Work instructions → Repeat each line word for word.

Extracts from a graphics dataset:

◇ ◇ ◇

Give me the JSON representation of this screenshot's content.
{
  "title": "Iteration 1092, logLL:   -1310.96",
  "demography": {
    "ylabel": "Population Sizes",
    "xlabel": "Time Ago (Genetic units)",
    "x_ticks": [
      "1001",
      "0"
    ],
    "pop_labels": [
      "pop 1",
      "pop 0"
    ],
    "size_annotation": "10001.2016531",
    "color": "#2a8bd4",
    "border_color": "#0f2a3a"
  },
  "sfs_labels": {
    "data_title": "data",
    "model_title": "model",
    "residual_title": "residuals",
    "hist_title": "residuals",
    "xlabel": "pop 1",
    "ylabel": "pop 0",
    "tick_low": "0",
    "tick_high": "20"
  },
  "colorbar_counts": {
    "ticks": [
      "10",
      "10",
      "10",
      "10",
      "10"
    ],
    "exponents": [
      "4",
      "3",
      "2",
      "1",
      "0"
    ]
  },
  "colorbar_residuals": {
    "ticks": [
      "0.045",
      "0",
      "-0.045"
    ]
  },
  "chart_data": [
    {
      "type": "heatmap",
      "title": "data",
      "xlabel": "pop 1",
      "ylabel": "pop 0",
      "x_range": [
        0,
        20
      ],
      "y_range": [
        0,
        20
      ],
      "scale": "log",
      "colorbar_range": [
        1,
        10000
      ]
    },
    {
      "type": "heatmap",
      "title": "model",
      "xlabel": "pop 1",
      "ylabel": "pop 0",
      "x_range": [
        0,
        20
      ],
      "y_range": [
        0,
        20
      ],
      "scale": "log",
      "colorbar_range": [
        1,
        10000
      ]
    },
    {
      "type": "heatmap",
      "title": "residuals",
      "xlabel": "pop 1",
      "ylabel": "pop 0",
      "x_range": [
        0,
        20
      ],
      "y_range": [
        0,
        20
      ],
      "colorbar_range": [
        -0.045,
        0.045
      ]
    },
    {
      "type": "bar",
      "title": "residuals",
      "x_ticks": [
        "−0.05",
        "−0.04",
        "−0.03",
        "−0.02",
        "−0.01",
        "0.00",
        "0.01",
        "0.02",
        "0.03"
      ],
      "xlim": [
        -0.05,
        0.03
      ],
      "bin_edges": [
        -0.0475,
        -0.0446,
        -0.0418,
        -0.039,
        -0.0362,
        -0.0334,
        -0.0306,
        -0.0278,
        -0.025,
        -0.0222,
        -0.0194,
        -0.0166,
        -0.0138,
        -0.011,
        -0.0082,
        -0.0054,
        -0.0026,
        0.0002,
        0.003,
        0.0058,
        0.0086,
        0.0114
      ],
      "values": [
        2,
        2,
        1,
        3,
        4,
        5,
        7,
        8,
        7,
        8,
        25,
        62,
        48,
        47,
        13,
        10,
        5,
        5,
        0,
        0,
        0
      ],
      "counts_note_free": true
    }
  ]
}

◇ ◇ ◇

Answer to this task →
Give me the JSON representation of this screenshot's content.
{
  "title": "Iteration 1092, logLL:   -1310.96",
  "demography": {
    "ylabel": "Population Sizes",
    "xlabel": "Time Ago (Genetic units)",
    "x_ticks": [
      "1001",
      "0"
    ],
    "pop_labels": [
      "pop 1",
      "pop 0"
    ],
    "size_annotation": "10001.2016531",
    "color": "#2a8bd4",
    "border_color": "#0f2a3a"
  },
  "sfs_labels": {
    "data_title": "data",
    "model_title": "model",
    "residual_title": "residuals",
    "hist_title": "residuals",
    "xlabel": "pop 1",
    "ylabel": "pop 0",
    "tick_low": "0",
    "tick_high": "20"
  },
  "colorbar_counts": {
    "ticks": [
      "10",
      "10",
      "10",
      "10",
      "10"
    ],
    "exponents": [
      "4",
      "3",
      "2",
      "1",
      "0"
    ]
  },
  "colorbar_residuals": {
    "ticks": [
      "0.045",
      "0",
      "-0.045"
    ]
  },
  "chart_data": [
    {
      "type": "heatmap",
      "title": "data",
      "xlabel": "pop 1",
      "ylabel": "pop 0",
      "x_range": [
        0,
        20
      ],
      "y_range": [
        0,
        20
      ],
      "scale": "log",
      "colorbar_range": [
        1,
        10000
      ]
    },
    {
      "type": "heatmap",
      "title": "model",
      "xlabel": "pop 1",
      "ylabel": "pop 0",
      "x_range": [
        0,
        20
      ],
      "y_range": [
        0,
        20
      ],
      "scale": "log",
      "colorbar_range": [
        1,
        10000
      ]
    },
    {
      "type": "heatmap",
      "title": "residuals",
      "xlabel": "pop 1",
      "ylabel": "pop 0",
      "x_range": [
        0,
        20
      ],
      "y_range": [
        0,
        20
      ],
      "colorbar_range": [
        -0.045,
        0.045
      ]
    },
    {
      "type": "bar",
      "title": "residuals",
      "x_ticks": [
        "−0.05",
        "−0.04",
        "−0.03",
        "−0.02",
        "−0.01",
        "0.00",
        "0.01",
        "0.02",
        "0.03"
      ],
      "xlim": [
        -0.05,
        0.03
      ],
      "bin_edges": [
        -0.0475,
        -0.0446,
        -0.0418,
        -0.039,
        -0.0362,
        -0.0334,
        -0.0306,
        -0.0278,
        -0.025,
        -0.0222,
        -0.0194,
        -0.0166,
        -0.0138,
        -0.011,
        -0.0082,
        -0.0054,
        -0.0026,
        0.0002,
        0.003,
        0.0058,
        0.0086,
        0.0114
      ],
      "values": [
        2,
        2,
        1,
        3,
        4,
        5,
        7,
        8,
        7,
        8,
        25,
        62,
        48,
        47,
        13,
        10,
        5,
        5,
        0,
        0,
        0
      ],
      "counts_note_free": true
    }
  ]
}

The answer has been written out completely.